◆ What to do
Return the listing below verbatim. Pictures do not belong in the copy.

==== Input material

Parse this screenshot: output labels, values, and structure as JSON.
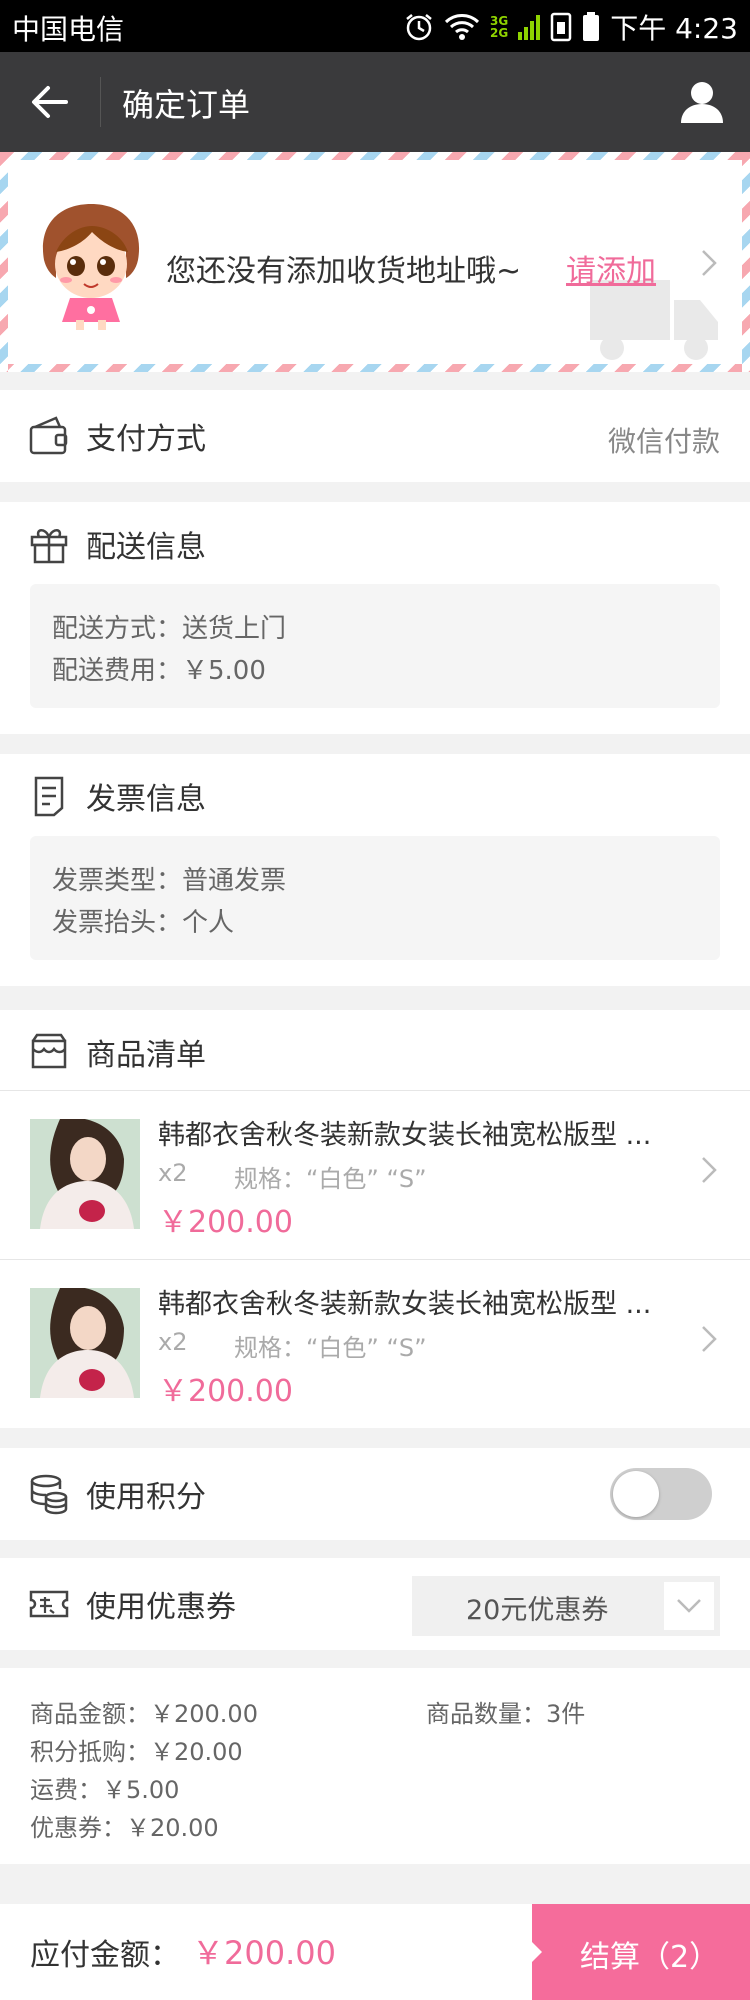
{
  "status_bar": {
    "carrier": "中国电信",
    "network": [
      "3G",
      "2G"
    ],
    "time": "下午 4:23"
  },
  "header": {
    "title": "确定订单"
  },
  "address": {
    "message": "您还没有添加收货地址哦~",
    "add_link": "请添加"
  },
  "payment": {
    "label": "支付方式",
    "value": "微信付款"
  },
  "delivery": {
    "label": "配送信息",
    "method_label": "配送方式：送货上门",
    "fee_label": "配送费用：￥5.00"
  },
  "invoice": {
    "label": "发票信息",
    "type_label": "发票类型：普通发票",
    "header_label": "发票抬头：个人"
  },
  "products": {
    "label": "商品清单",
    "items": [
      {
        "name": "韩都衣舍秋冬装新款女装长袖宽松版型 ...",
        "qty": "x2",
        "spec": "规格：“白色”  “S”",
        "price": "￥200.00"
      },
      {
        "name": "韩都衣舍秋冬装新款女装长袖宽松版型 ...",
        "qty": "x2",
        "spec": "规格：“白色”  “S”",
        "price": "￥200.00"
      }
    ]
  },
  "points": {
    "label": "使用积分",
    "enabled": false
  },
  "coupon": {
    "label": "使用优惠券",
    "selected": "20元优惠券"
  },
  "summary": {
    "goods_amount": "商品金额：￥200.00",
    "goods_count": "商品数量：3件",
    "points_deduct": "积分抵购：￥20.00",
    "shipping": "运费：￥5.00",
    "coupon": "优惠券：￥20.00"
  },
  "footer": {
    "payable_label": "应付金额：",
    "payable_amount": "￥200.00",
    "checkout_label": "结算（2）"
  },
  "colors": {
    "accent": "#f06b9a",
    "checkout_bg": "#f56c9b",
    "titlebar_bg": "#3a3a3c"
  }
}
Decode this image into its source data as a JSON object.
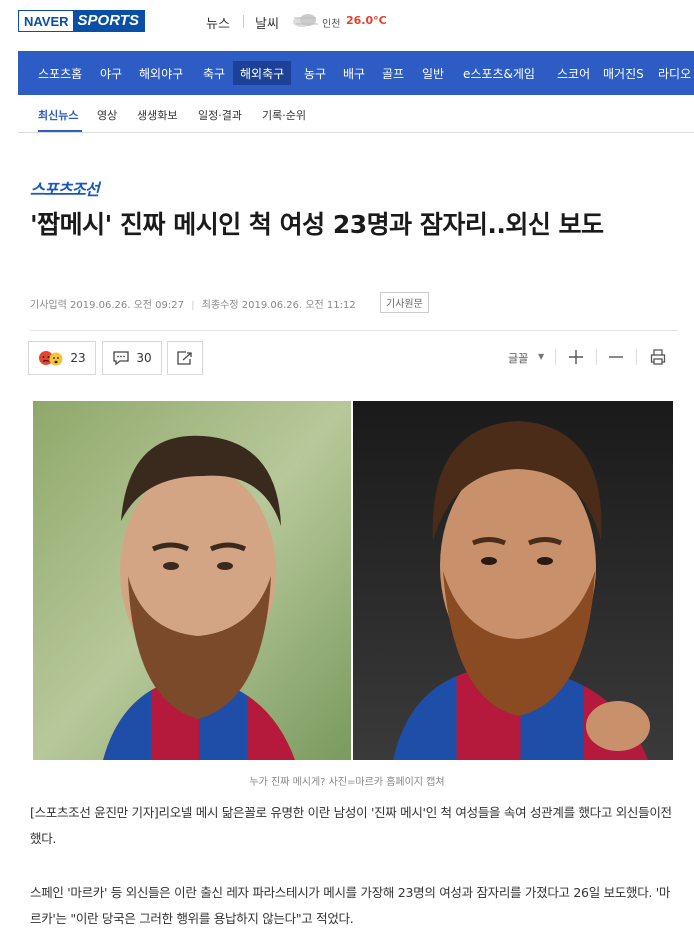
{
  "logo": {
    "naver": "NAVER",
    "sports": "SPORTS"
  },
  "top_links": {
    "news": "뉴스",
    "weather": "날씨"
  },
  "weather": {
    "city": "인천",
    "temp": "26.0°C",
    "icon": "cloud-icon"
  },
  "gnb": [
    "스포츠홈",
    "야구",
    "해외야구",
    "축구",
    "해외축구",
    "농구",
    "배구",
    "골프",
    "일반",
    "e스포츠&게임",
    "스코어",
    "매거진S",
    "라디오"
  ],
  "lnb": [
    "최신뉴스",
    "영상",
    "생생화보",
    "일정·결과",
    "기록·순위"
  ],
  "article": {
    "press": "스포츠조선",
    "headline": "'짭메시' 진짜 메시인 척 여성 23명과 잠자리..외신 보도",
    "input_date": "기사입력 2019.06.26. 오전 09:27",
    "modified_date": "최종수정 2019.06.26. 오전 11:12",
    "original_btn": "기사원문",
    "reactions": "23",
    "comments": "30",
    "font_label": "글꼴",
    "caption": "누가 진짜 메시게? 사진=마르카 홈페이지 캡쳐",
    "para1": "[스포츠조선 윤진만 기자]리오넬 메시 닮은꼴로 유명한 이란 남성이 '진짜 메시'인 척 여성들을 속여 성관계를 했다고 외신들이전했다.",
    "para2": "스페인 '마르카' 등 외신들은 이란 출신 레자 파라스테시가 메시를 가장해 23명의 여성과 잠자리를 가졌다고 26일 보도했다. '마르카'는 \"이란 당국은 그러한 행위를 용납하지 않는다\"고 적었다."
  },
  "colors": {
    "brand": "#2c5cc4",
    "logo": "#0a4fa6",
    "temp": "#e2412b",
    "press": "#1a56c0"
  }
}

========

◆ Exercise solution
Parse this screenshot: output labels, values, and structure as JSON.
{
  "status_bar": {
    "carrier": "中国电信",
    "network": [
      "3G",
      "2G"
    ],
    "time": "下午 4:23"
  },
  "header": {
    "title": "确定订单"
  },
  "address": {
    "message": "您还没有添加收货地址哦~",
    "add_link": "请添加"
  },
  "payment": {
    "label": "支付方式",
    "value": "微信付款"
  },
  "delivery": {
    "label": "配送信息",
    "method_label": "配送方式：送货上门",
    "fee_label": "配送费用：￥5.00"
  },
  "invoice": {
    "label": "发票信息",
    "type_label": "发票类型：普通发票",
    "header_label": "发票抬头：个人"
  },
  "products": {
    "label": "商品清单",
    "items": [
      {
        "name": "韩都衣舍秋冬装新款女装长袖宽松版型 ...",
        "qty": "x2",
        "spec": "规格：“白色”  “S”",
        "price": "￥200.00"
      },
      {
        "name": "韩都衣舍秋冬装新款女装长袖宽松版型 ...",
        "qty": "x2",
        "spec": "规格：“白色”  “S”",
        "price": "￥200.00"
      }
    ]
  },
  "points": {
    "label": "使用积分",
    "enabled": false
  },
  "coupon": {
    "label": "使用优惠券",
    "selected": "20元优惠券"
  },
  "summary": {
    "goods_amount": "商品金额：￥200.00",
    "goods_count": "商品数量：3件",
    "points_deduct": "积分抵购：￥20.00",
    "shipping": "运费：￥5.00",
    "coupon": "优惠券：￥20.00"
  },
  "footer": {
    "payable_label": "应付金额：",
    "payable_amount": "￥200.00",
    "checkout_label": "结算（2）"
  },
  "colors": {
    "accent": "#f06b9a",
    "checkout_bg": "#f56c9b",
    "titlebar_bg": "#3a3a3c"
  }
}
Decode this image into its source data as a JSON object.
{
  "logo": {
    "naver": "NAVER",
    "sports": "SPORTS"
  },
  "top_links": {
    "news": "뉴스",
    "weather": "날씨"
  },
  "weather": {
    "city": "인천",
    "temp": "26.0°C",
    "icon": "cloud-icon"
  },
  "gnb": [
    "스포츠홈",
    "야구",
    "해외야구",
    "축구",
    "해외축구",
    "농구",
    "배구",
    "골프",
    "일반",
    "e스포츠&게임",
    "스코어",
    "매거진S",
    "라디오"
  ],
  "lnb": [
    "최신뉴스",
    "영상",
    "생생화보",
    "일정·결과",
    "기록·순위"
  ],
  "article": {
    "press": "스포츠조선",
    "headline": "'짭메시' 진짜 메시인 척 여성 23명과 잠자리..외신 보도",
    "input_date": "기사입력 2019.06.26. 오전 09:27",
    "modified_date": "최종수정 2019.06.26. 오전 11:12",
    "original_btn": "기사원문",
    "reactions": "23",
    "comments": "30",
    "font_label": "글꼴",
    "caption": "누가 진짜 메시게? 사진=마르카 홈페이지 캡쳐",
    "para1": "[스포츠조선 윤진만 기자]리오넬 메시 닮은꼴로 유명한 이란 남성이 '진짜 메시'인 척 여성들을 속여 성관계를 했다고 외신들이전했다.",
    "para2": "스페인 '마르카' 등 외신들은 이란 출신 레자 파라스테시가 메시를 가장해 23명의 여성과 잠자리를 가졌다고 26일 보도했다. '마르카'는 \"이란 당국은 그러한 행위를 용납하지 않는다\"고 적었다."
  },
  "colors": {
    "brand": "#2c5cc4",
    "logo": "#0a4fa6",
    "temp": "#e2412b",
    "press": "#1a56c0"
  }
}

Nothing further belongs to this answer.